— BEGIN —

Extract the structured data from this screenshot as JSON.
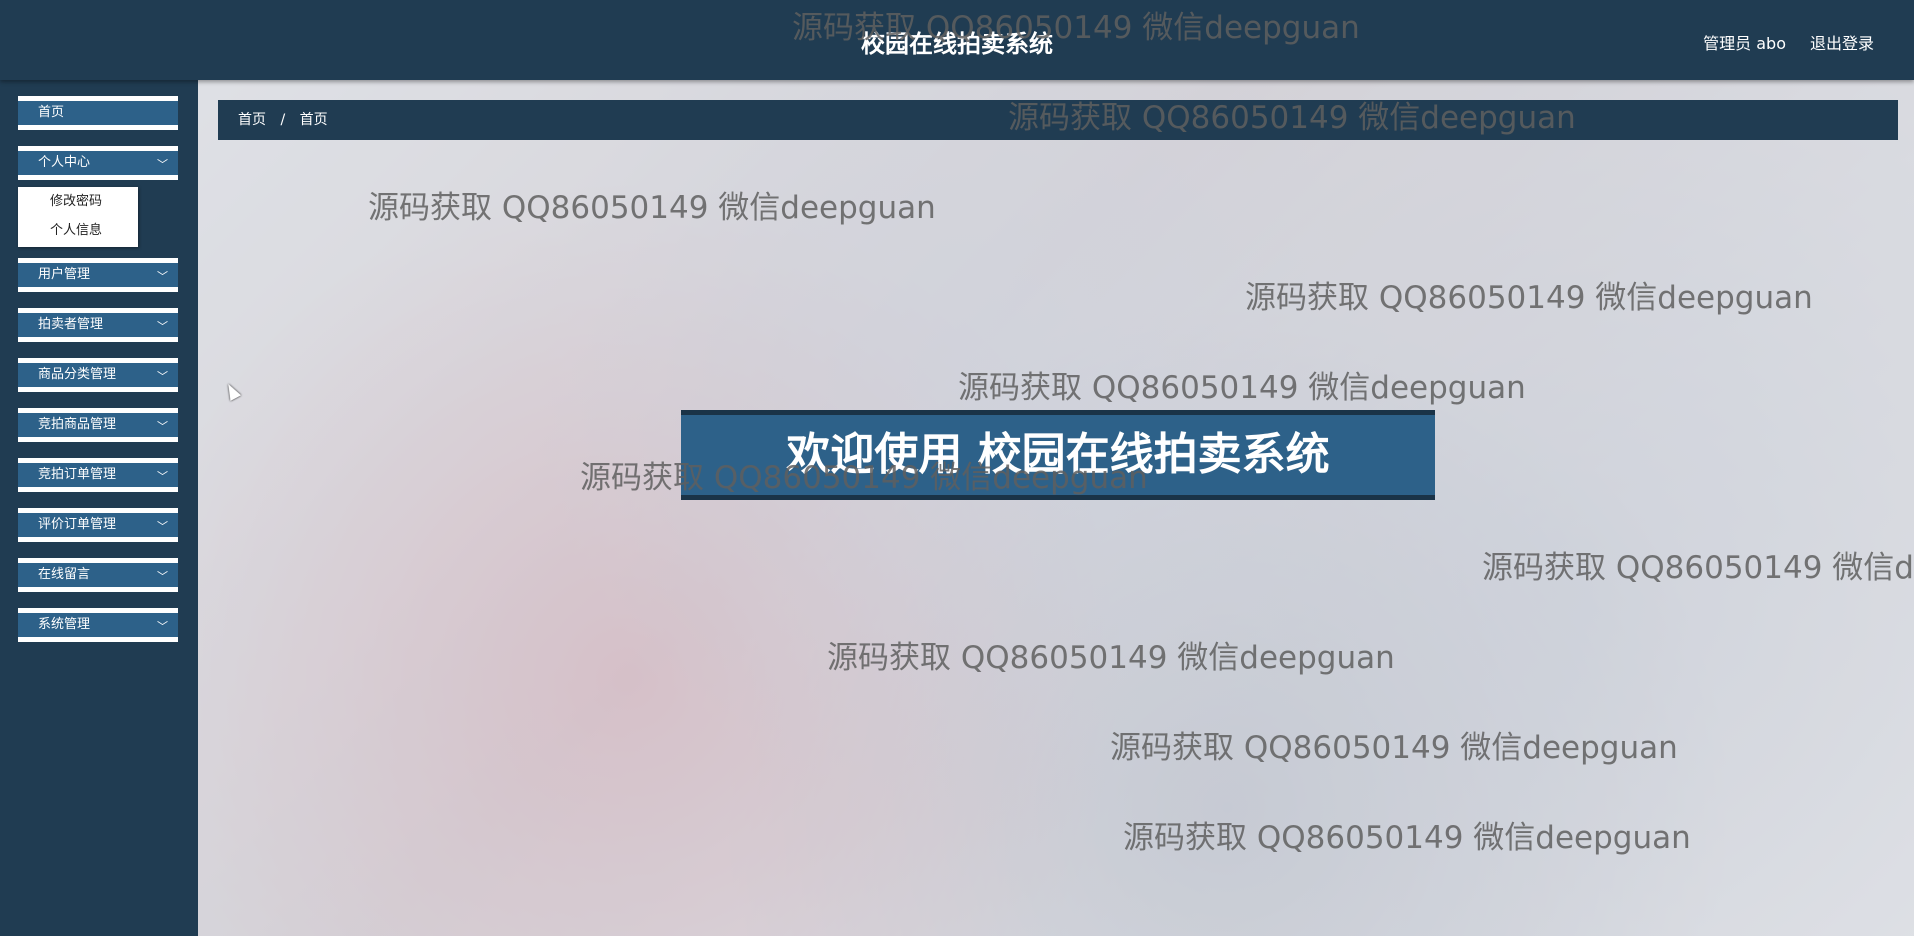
{
  "header": {
    "title": "校园在线拍卖系统",
    "user_label": "管理员 abo",
    "logout_label": "退出登录"
  },
  "sidebar": {
    "items": [
      {
        "label": "首页",
        "has_chevron": false
      },
      {
        "label": "个人中心",
        "has_chevron": true,
        "expanded": true
      },
      {
        "label": "用户管理",
        "has_chevron": true
      },
      {
        "label": "拍卖者管理",
        "has_chevron": true
      },
      {
        "label": "商品分类管理",
        "has_chevron": true
      },
      {
        "label": "竞拍商品管理",
        "has_chevron": true
      },
      {
        "label": "竞拍订单管理",
        "has_chevron": true
      },
      {
        "label": "评价订单管理",
        "has_chevron": true
      },
      {
        "label": "在线留言",
        "has_chevron": true
      },
      {
        "label": "系统管理",
        "has_chevron": true
      }
    ],
    "submenu": [
      "修改密码",
      "个人信息"
    ]
  },
  "breadcrumb": [
    "首页",
    "首页"
  ],
  "breadcrumb_separator": "/",
  "welcome_banner": "欢迎使用 校园在线拍卖系统",
  "watermark": "源码获取 QQ86050149 微信deepguan",
  "colors": {
    "header_bg": "#203c52",
    "accent_blue": "#2d6189"
  }
}
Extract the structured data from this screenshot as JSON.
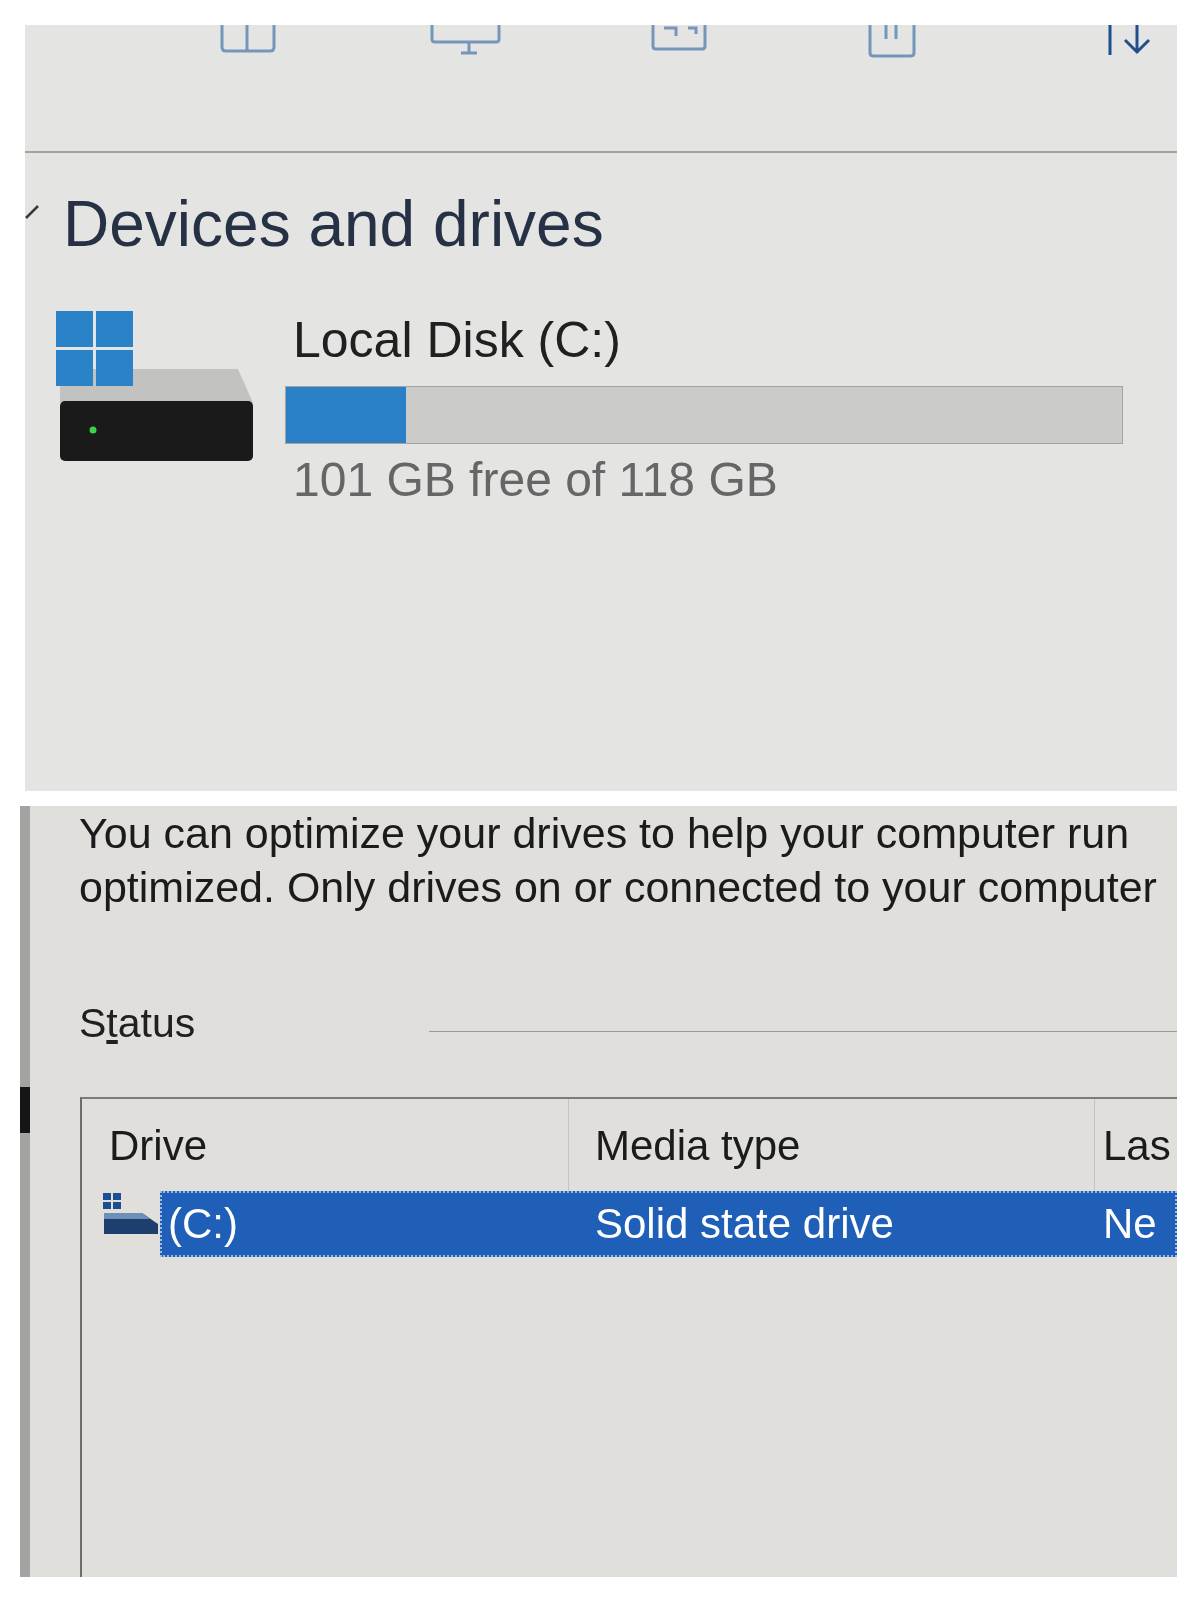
{
  "section": {
    "title": "Devices and drives",
    "expanded": true
  },
  "drives": [
    {
      "name": "Local Disk (C:)",
      "level": 0.144,
      "space": "101 GB free of 118 GB"
    }
  ],
  "optimize": {
    "description": [
      "You can optimize your drives to help your computer run",
      "optimized. Only drives on or connected to your computer"
    ],
    "status": {
      "label_parts": [
        {
          "text": "S",
          "underlined": false
        },
        {
          "text": "t",
          "underlined": true
        },
        {
          "text": "atus",
          "underlined": false
        }
      ]
    },
    "table": {
      "columns": [
        "Drive",
        "Media type",
        "Las"
      ],
      "rows": [
        {
          "selected": true,
          "cells": [
            "(C:)",
            "Solid state drive",
            "Ne"
          ]
        }
      ]
    }
  }
}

— END —

Exercise >> Pick out all lines from the data above in which the word "title" appears.

Written answer >>
    "title": "校园在线拍卖系统",
    "title": "Devices and drives",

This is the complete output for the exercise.